[Start Task data]
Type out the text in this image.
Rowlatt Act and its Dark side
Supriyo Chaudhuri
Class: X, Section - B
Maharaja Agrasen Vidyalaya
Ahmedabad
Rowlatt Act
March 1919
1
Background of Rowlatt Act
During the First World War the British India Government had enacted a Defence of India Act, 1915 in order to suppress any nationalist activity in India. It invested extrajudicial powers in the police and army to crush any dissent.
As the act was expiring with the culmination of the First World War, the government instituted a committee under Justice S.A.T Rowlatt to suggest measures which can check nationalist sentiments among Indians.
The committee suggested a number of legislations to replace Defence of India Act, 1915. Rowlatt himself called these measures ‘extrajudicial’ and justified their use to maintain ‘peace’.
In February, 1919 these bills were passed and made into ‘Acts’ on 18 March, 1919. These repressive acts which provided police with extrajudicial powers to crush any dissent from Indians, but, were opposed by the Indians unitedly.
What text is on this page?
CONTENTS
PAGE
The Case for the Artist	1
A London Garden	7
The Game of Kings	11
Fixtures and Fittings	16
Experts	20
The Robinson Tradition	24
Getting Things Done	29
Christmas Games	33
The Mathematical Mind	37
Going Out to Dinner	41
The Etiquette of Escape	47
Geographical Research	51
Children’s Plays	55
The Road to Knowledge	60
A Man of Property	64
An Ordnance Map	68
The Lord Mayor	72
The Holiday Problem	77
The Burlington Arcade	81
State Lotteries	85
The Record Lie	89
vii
[End Task data]
| The task |
Each entry above is to be set down again in exactly the same words.

| Complete response |
Type out the text in this image.
Rowlatt Act and its Dark side
Supriyo Chaudhuri
Class: X, Section - B
Maharaja Agrasen Vidyalaya
Ahmedabad
Rowlatt Act
March 1919
1
Background of Rowlatt Act
During the First World War the British India Government had enacted a Defence of India Act, 1915 in order to suppress any nationalist activity in India. It invested extrajudicial powers in the police and army to crush any dissent.
As the act was expiring with the culmination of the First World War, the government instituted a committee under Justice S.A.T Rowlatt to suggest measures which can check nationalist sentiments among Indians.
The committee suggested a number of legislations to replace Defence of India Act, 1915. Rowlatt himself called these measures ‘extrajudicial’ and justified their use to maintain ‘peace’.
In February, 1919 these bills were passed and made into ‘Acts’ on 18 March, 1919. These repressive acts which provided police with extrajudicial powers to crush any dissent from Indians, but, were opposed by the Indians unitedly.
What text is on this page?
CONTENTS
PAGE
The Case for the Artist	1
A London Garden	7
The Game of Kings	11
Fixtures and Fittings	16
Experts	20
The Robinson Tradition	24
Getting Things Done	29
Christmas Games	33
The Mathematical Mind	37
Going Out to Dinner	41
The Etiquette of Escape	47
Geographical Research	51
Children’s Plays	55
The Road to Knowledge	60
A Man of Property	64
An Ordnance Map	68
The Lord Mayor	72
The Holiday Problem	77
The Burlington Arcade	81
State Lotteries	85
The Record Lie	89
vii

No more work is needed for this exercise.